Request - Return all of the entries exactly, with nothing added or left out.

(Entries with figure data)
============================================================
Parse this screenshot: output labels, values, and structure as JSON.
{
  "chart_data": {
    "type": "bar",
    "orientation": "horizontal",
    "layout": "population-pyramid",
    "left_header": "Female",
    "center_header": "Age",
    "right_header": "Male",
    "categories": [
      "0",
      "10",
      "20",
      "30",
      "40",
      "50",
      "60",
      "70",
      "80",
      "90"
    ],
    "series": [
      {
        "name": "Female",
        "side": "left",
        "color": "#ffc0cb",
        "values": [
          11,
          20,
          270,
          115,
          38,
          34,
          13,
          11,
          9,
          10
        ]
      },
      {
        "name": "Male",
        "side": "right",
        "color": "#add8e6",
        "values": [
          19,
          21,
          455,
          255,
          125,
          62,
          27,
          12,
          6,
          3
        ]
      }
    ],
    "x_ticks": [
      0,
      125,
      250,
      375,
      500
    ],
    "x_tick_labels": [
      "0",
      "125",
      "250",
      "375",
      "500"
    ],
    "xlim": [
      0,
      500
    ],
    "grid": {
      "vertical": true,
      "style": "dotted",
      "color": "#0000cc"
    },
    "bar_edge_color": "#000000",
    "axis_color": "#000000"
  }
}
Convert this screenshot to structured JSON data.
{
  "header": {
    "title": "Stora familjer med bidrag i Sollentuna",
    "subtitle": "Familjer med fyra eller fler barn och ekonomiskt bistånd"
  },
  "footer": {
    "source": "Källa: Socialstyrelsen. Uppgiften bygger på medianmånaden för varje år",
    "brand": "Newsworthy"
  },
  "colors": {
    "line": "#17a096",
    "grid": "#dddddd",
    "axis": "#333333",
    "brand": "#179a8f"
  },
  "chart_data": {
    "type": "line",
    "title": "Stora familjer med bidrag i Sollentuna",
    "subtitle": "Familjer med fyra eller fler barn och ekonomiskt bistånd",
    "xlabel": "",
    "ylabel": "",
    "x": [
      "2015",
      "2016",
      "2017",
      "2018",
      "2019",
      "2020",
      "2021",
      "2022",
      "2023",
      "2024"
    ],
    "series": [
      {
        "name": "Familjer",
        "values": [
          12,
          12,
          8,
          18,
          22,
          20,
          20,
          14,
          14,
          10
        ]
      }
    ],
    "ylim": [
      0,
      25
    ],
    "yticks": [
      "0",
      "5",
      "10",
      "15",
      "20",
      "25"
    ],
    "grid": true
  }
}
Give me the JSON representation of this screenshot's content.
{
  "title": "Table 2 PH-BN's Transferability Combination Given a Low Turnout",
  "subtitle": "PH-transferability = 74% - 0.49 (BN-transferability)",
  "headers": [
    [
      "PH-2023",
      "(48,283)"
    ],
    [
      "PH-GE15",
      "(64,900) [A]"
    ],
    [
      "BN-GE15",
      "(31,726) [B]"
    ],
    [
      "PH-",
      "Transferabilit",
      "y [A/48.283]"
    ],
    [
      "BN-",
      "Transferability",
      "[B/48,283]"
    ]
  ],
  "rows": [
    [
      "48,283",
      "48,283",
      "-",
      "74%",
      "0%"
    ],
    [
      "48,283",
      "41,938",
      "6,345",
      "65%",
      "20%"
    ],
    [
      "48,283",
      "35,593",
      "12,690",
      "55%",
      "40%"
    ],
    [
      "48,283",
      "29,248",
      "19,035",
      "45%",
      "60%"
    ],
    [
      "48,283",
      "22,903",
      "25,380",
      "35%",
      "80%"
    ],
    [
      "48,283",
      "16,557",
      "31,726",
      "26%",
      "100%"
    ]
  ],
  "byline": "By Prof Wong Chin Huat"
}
============================================================
Response for this exercise -
Parse this screenshot: output labels, values, and structure as JSON.
{
  "chart_data": {
    "type": "bar",
    "orientation": "horizontal",
    "layout": "population-pyramid",
    "left_header": "Female",
    "center_header": "Age",
    "right_header": "Male",
    "categories": [
      "0",
      "10",
      "20",
      "30",
      "40",
      "50",
      "60",
      "70",
      "80",
      "90"
    ],
    "series": [
      {
        "name": "Female",
        "side": "left",
        "color": "#ffc0cb",
        "values": [
          11,
          20,
          270,
          115,
          38,
          34,
          13,
          11,
          9,
          10
        ]
      },
      {
        "name": "Male",
        "side": "right",
        "color": "#add8e6",
        "values": [
          19,
          21,
          455,
          255,
          125,
          62,
          27,
          12,
          6,
          3
        ]
      }
    ],
    "x_ticks": [
      0,
      125,
      250,
      375,
      500
    ],
    "x_tick_labels": [
      "0",
      "125",
      "250",
      "375",
      "500"
    ],
    "xlim": [
      0,
      500
    ],
    "grid": {
      "vertical": true,
      "style": "dotted",
      "color": "#0000cc"
    },
    "bar_edge_color": "#000000",
    "axis_color": "#000000"
  }
}
Convert this screenshot to structured JSON data.
{
  "header": {
    "title": "Stora familjer med bidrag i Sollentuna",
    "subtitle": "Familjer med fyra eller fler barn och ekonomiskt bistånd"
  },
  "footer": {
    "source": "Källa: Socialstyrelsen. Uppgiften bygger på medianmånaden för varje år",
    "brand": "Newsworthy"
  },
  "colors": {
    "line": "#17a096",
    "grid": "#dddddd",
    "axis": "#333333",
    "brand": "#179a8f"
  },
  "chart_data": {
    "type": "line",
    "title": "Stora familjer med bidrag i Sollentuna",
    "subtitle": "Familjer med fyra eller fler barn och ekonomiskt bistånd",
    "xlabel": "",
    "ylabel": "",
    "x": [
      "2015",
      "2016",
      "2017",
      "2018",
      "2019",
      "2020",
      "2021",
      "2022",
      "2023",
      "2024"
    ],
    "series": [
      {
        "name": "Familjer",
        "values": [
          12,
          12,
          8,
          18,
          22,
          20,
          20,
          14,
          14,
          10
        ]
      }
    ],
    "ylim": [
      0,
      25
    ],
    "yticks": [
      "0",
      "5",
      "10",
      "15",
      "20",
      "25"
    ],
    "grid": true
  }
}
Give me the JSON representation of this screenshot's content.
{
  "title": "Table 2 PH-BN's Transferability Combination Given a Low Turnout",
  "subtitle": "PH-transferability = 74% - 0.49 (BN-transferability)",
  "headers": [
    [
      "PH-2023",
      "(48,283)"
    ],
    [
      "PH-GE15",
      "(64,900) [A]"
    ],
    [
      "BN-GE15",
      "(31,726) [B]"
    ],
    [
      "PH-",
      "Transferabilit",
      "y [A/48.283]"
    ],
    [
      "BN-",
      "Transferability",
      "[B/48,283]"
    ]
  ],
  "rows": [
    [
      "48,283",
      "48,283",
      "-",
      "74%",
      "0%"
    ],
    [
      "48,283",
      "41,938",
      "6,345",
      "65%",
      "20%"
    ],
    [
      "48,283",
      "35,593",
      "12,690",
      "55%",
      "40%"
    ],
    [
      "48,283",
      "29,248",
      "19,035",
      "45%",
      "60%"
    ],
    [
      "48,283",
      "22,903",
      "25,380",
      "35%",
      "80%"
    ],
    [
      "48,283",
      "16,557",
      "31,726",
      "26%",
      "100%"
    ]
  ],
  "byline": "By Prof Wong Chin Huat"
}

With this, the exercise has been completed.